§ Set task
Single out the lines of the material that contain "JSON" and copy them.

* START *

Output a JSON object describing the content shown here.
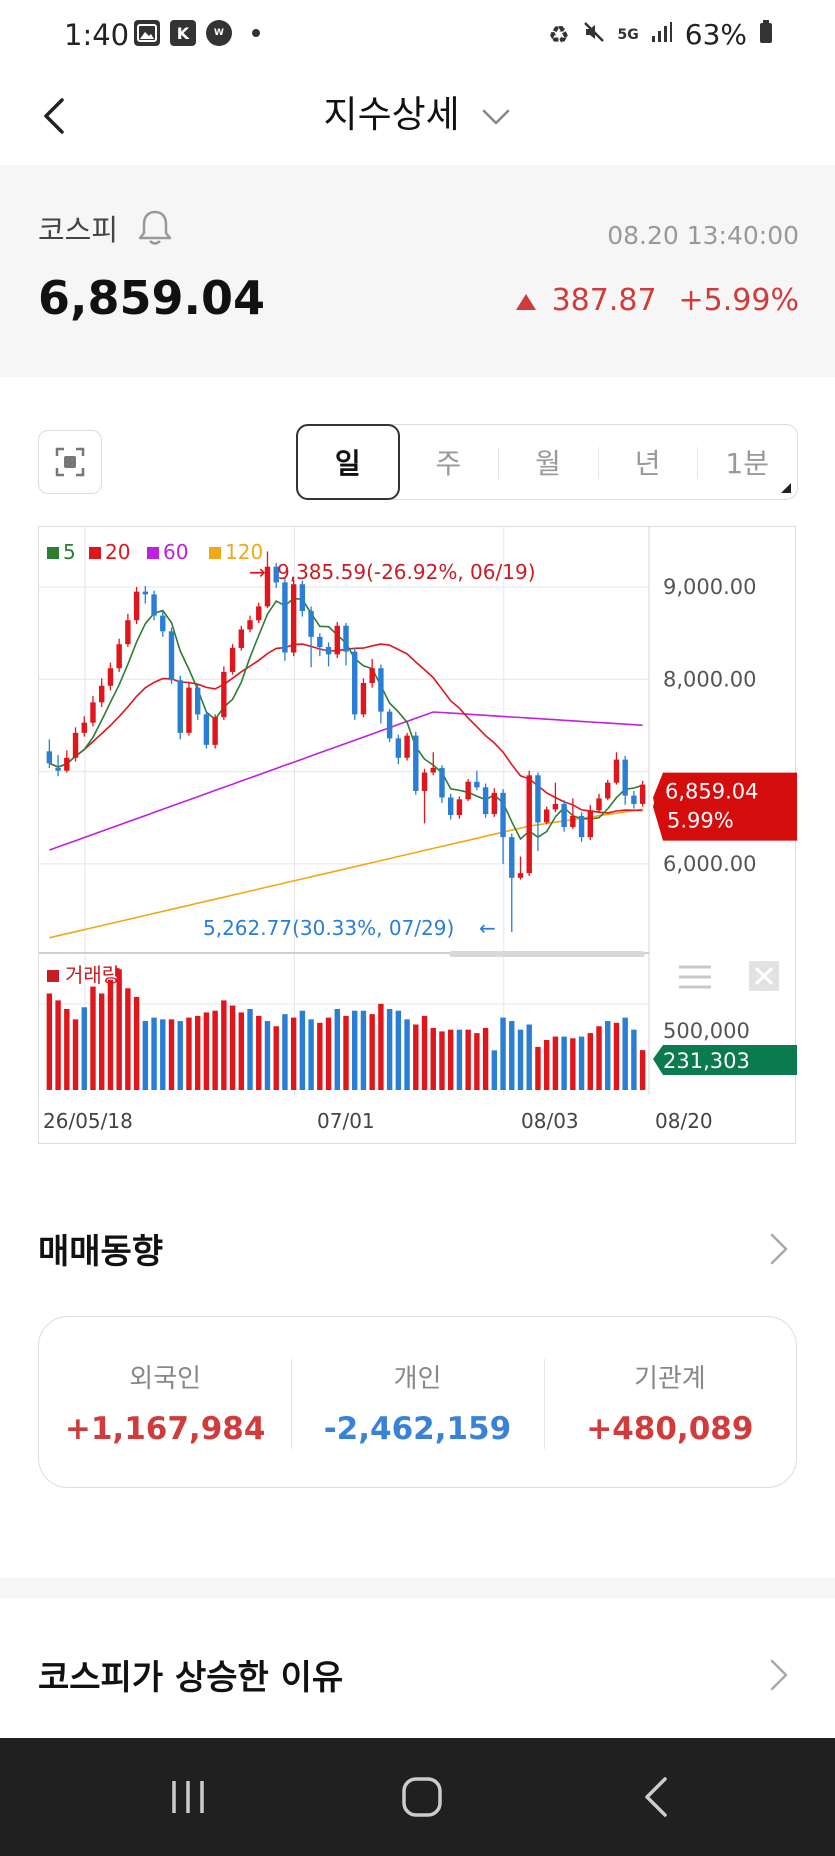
{
  "status_bar": {
    "time": "1:40",
    "left_icons": [
      "gallery-icon",
      "k-app-icon",
      "won-app-icon"
    ],
    "battery": "63%",
    "network": "5G"
  },
  "header": {
    "title": "지수상세"
  },
  "index": {
    "name": "코스피",
    "timestamp": "08.20 13:40:00",
    "value": "6,859.04",
    "change": "387.87",
    "change_pct": "+5.99%",
    "up_color": "#d03c3c"
  },
  "period_tabs": [
    {
      "label": "일",
      "active": true
    },
    {
      "label": "주",
      "active": false
    },
    {
      "label": "월",
      "active": false
    },
    {
      "label": "년",
      "active": false
    },
    {
      "label": "1분",
      "active": false
    }
  ],
  "chart_data": {
    "type": "candlestick",
    "legend": [
      {
        "label": "5",
        "color": "#2e7d32"
      },
      {
        "label": "20",
        "color": "#e0161d"
      },
      {
        "label": "60",
        "color": "#c020e0"
      },
      {
        "label": "120",
        "color": "#f0a818"
      }
    ],
    "x_ticks": [
      "26/05/18",
      "07/01",
      "08/03",
      "08/20"
    ],
    "y_ticks": [
      "9,000.00",
      "8,000.00",
      "6,000.00"
    ],
    "y_tick_values": [
      9000,
      8000,
      6000
    ],
    "y_range": [
      5100,
      9650
    ],
    "high_annotation": "9,385.59(-26.92%, 06/19)",
    "low_annotation": "5,262.77(30.33%, 07/29)",
    "current_price_label": "6,859.04",
    "current_change_label": "5.99%",
    "candles": [
      [
        7220,
        7090,
        7350,
        7040
      ],
      [
        7040,
        7010,
        7180,
        6950
      ],
      [
        7010,
        7150,
        7230,
        6990
      ],
      [
        7150,
        7420,
        7480,
        7110
      ],
      [
        7420,
        7530,
        7600,
        7380
      ],
      [
        7530,
        7750,
        7820,
        7490
      ],
      [
        7750,
        7930,
        8010,
        7700
      ],
      [
        7930,
        8120,
        8180,
        7880
      ],
      [
        8120,
        8380,
        8440,
        8080
      ],
      [
        8380,
        8640,
        8710,
        8350
      ],
      [
        8640,
        8950,
        9000,
        8600
      ],
      [
        8950,
        8920,
        9010,
        8820
      ],
      [
        8920,
        8690,
        8960,
        8640
      ],
      [
        8690,
        8520,
        8740,
        8460
      ],
      [
        8520,
        7990,
        8560,
        7950
      ],
      [
        7990,
        7420,
        8040,
        7350
      ],
      [
        7420,
        7910,
        7960,
        7390
      ],
      [
        7910,
        7620,
        7940,
        7560
      ],
      [
        7620,
        7290,
        7660,
        7250
      ],
      [
        7290,
        7590,
        7620,
        7250
      ],
      [
        7590,
        8080,
        8140,
        7560
      ],
      [
        8080,
        8340,
        8380,
        8050
      ],
      [
        8340,
        8540,
        8580,
        8310
      ],
      [
        8540,
        8640,
        8690,
        8510
      ],
      [
        8640,
        8790,
        8830,
        8610
      ],
      [
        8790,
        9220,
        9385,
        8770
      ],
      [
        9220,
        9050,
        9260,
        8990
      ],
      [
        9050,
        8290,
        9100,
        8200
      ],
      [
        8290,
        9030,
        9080,
        8250
      ],
      [
        9030,
        8740,
        9070,
        8680
      ],
      [
        8740,
        8460,
        8790,
        8130
      ],
      [
        8460,
        8350,
        8500,
        8250
      ],
      [
        8350,
        8270,
        8400,
        8140
      ],
      [
        8270,
        8580,
        8620,
        8230
      ],
      [
        8580,
        8300,
        8610,
        8150
      ],
      [
        8300,
        7620,
        8340,
        7560
      ],
      [
        7620,
        7960,
        8010,
        7590
      ],
      [
        7960,
        8120,
        8220,
        7910
      ],
      [
        8120,
        7650,
        8160,
        7520
      ],
      [
        7650,
        7360,
        7680,
        7320
      ],
      [
        7360,
        7150,
        7400,
        7080
      ],
      [
        7150,
        7390,
        7420,
        7120
      ],
      [
        7390,
        6790,
        7430,
        6750
      ],
      [
        6790,
        6990,
        7030,
        6440
      ],
      [
        6990,
        7040,
        7210,
        6960
      ],
      [
        7040,
        6720,
        7070,
        6660
      ],
      [
        6720,
        6530,
        6760,
        6480
      ],
      [
        6530,
        6700,
        6730,
        6490
      ],
      [
        6700,
        6890,
        6920,
        6680
      ],
      [
        6890,
        6830,
        7010,
        6800
      ],
      [
        6830,
        6540,
        6870,
        6500
      ],
      [
        6540,
        6770,
        6820,
        6510
      ],
      [
        6770,
        6290,
        6810,
        6000
      ],
      [
        6290,
        5850,
        6330,
        5262
      ],
      [
        5850,
        5900,
        6080,
        5830
      ],
      [
        5900,
        6960,
        7010,
        5870
      ],
      [
        6960,
        6450,
        6990,
        6140
      ],
      [
        6450,
        6590,
        6620,
        6430
      ],
      [
        6590,
        6650,
        6880,
        6560
      ],
      [
        6650,
        6400,
        6690,
        6350
      ],
      [
        6400,
        6520,
        6710,
        6380
      ],
      [
        6520,
        6290,
        6560,
        6240
      ],
      [
        6290,
        6580,
        6640,
        6260
      ],
      [
        6580,
        6710,
        6760,
        6550
      ],
      [
        6710,
        6880,
        6910,
        6690
      ],
      [
        6880,
        7130,
        7210,
        6860
      ],
      [
        7130,
        6740,
        7170,
        6640
      ],
      [
        6740,
        6650,
        6790,
        6600
      ],
      [
        6650,
        6859,
        6900,
        6620
      ]
    ],
    "volume_label": "거래량",
    "volume_tick": "500,000",
    "current_volume_label": "231,303",
    "volumes": [
      [
        560000,
        0
      ],
      [
        520000,
        0
      ],
      [
        470000,
        0
      ],
      [
        410000,
        0
      ],
      [
        480000,
        1
      ],
      [
        600000,
        0
      ],
      [
        560000,
        0
      ],
      [
        640000,
        0
      ],
      [
        700000,
        0
      ],
      [
        590000,
        0
      ],
      [
        540000,
        0
      ],
      [
        400000,
        1
      ],
      [
        420000,
        1
      ],
      [
        410000,
        1
      ],
      [
        410000,
        0
      ],
      [
        400000,
        1
      ],
      [
        420000,
        0
      ],
      [
        430000,
        0
      ],
      [
        450000,
        0
      ],
      [
        460000,
        0
      ],
      [
        520000,
        0
      ],
      [
        490000,
        0
      ],
      [
        450000,
        0
      ],
      [
        470000,
        1
      ],
      [
        430000,
        0
      ],
      [
        400000,
        1
      ],
      [
        370000,
        0
      ],
      [
        440000,
        1
      ],
      [
        420000,
        0
      ],
      [
        460000,
        1
      ],
      [
        410000,
        1
      ],
      [
        390000,
        0
      ],
      [
        420000,
        0
      ],
      [
        470000,
        1
      ],
      [
        430000,
        0
      ],
      [
        460000,
        1
      ],
      [
        460000,
        1
      ],
      [
        440000,
        0
      ],
      [
        500000,
        0
      ],
      [
        470000,
        1
      ],
      [
        460000,
        1
      ],
      [
        410000,
        1
      ],
      [
        380000,
        0
      ],
      [
        430000,
        0
      ],
      [
        360000,
        0
      ],
      [
        340000,
        0
      ],
      [
        350000,
        0
      ],
      [
        350000,
        1
      ],
      [
        350000,
        0
      ],
      [
        330000,
        0
      ],
      [
        360000,
        0
      ],
      [
        230000,
        1
      ],
      [
        420000,
        1
      ],
      [
        400000,
        1
      ],
      [
        350000,
        1
      ],
      [
        380000,
        1
      ],
      [
        250000,
        0
      ],
      [
        290000,
        0
      ],
      [
        310000,
        0
      ],
      [
        310000,
        1
      ],
      [
        300000,
        0
      ],
      [
        310000,
        1
      ],
      [
        330000,
        0
      ],
      [
        370000,
        0
      ],
      [
        400000,
        1
      ],
      [
        390000,
        0
      ],
      [
        420000,
        1
      ],
      [
        350000,
        1
      ],
      [
        231303,
        0
      ]
    ],
    "up_color": "#e0161d",
    "down_color": "#2a7fd4"
  },
  "trading": {
    "title": "매매동향",
    "foreign_label": "외국인",
    "foreign_value": "+1,167,984",
    "individual_label": "개인",
    "individual_value": "-2,462,159",
    "institution_label": "기관계",
    "institution_value": "+480,089"
  },
  "reason": {
    "title": "코스피가 상승한 이유"
  }
}
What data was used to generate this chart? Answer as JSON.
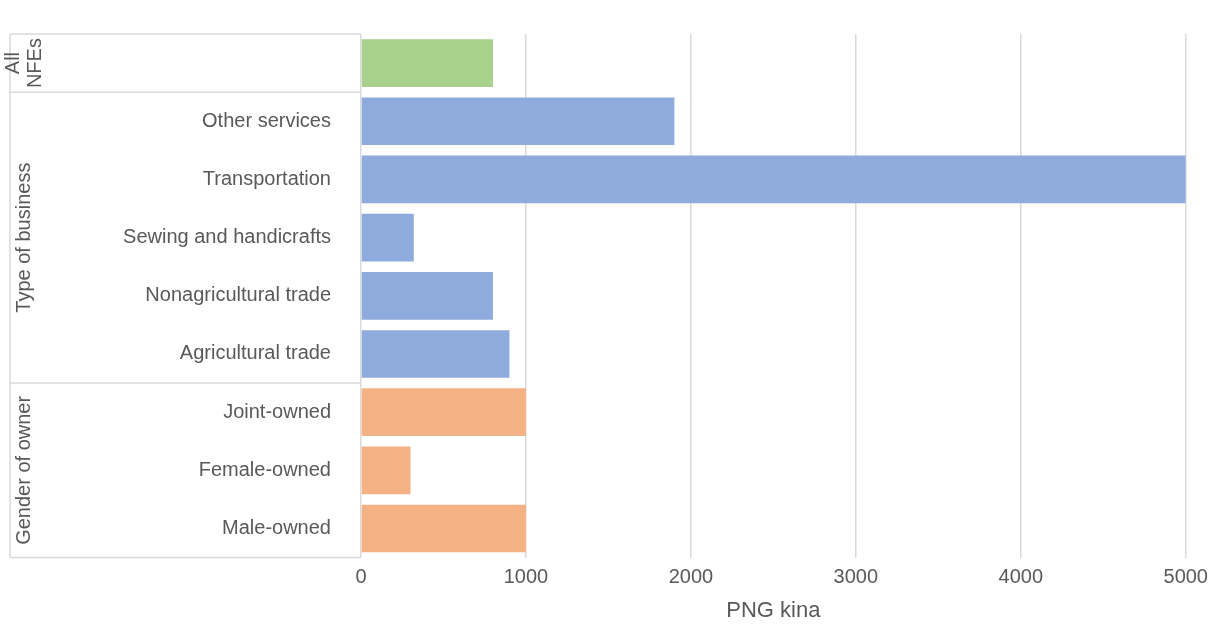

* END *

§ Full response
Output a JSON object describing the content shown here.
What data was used to generate this chart? Answer as JSON.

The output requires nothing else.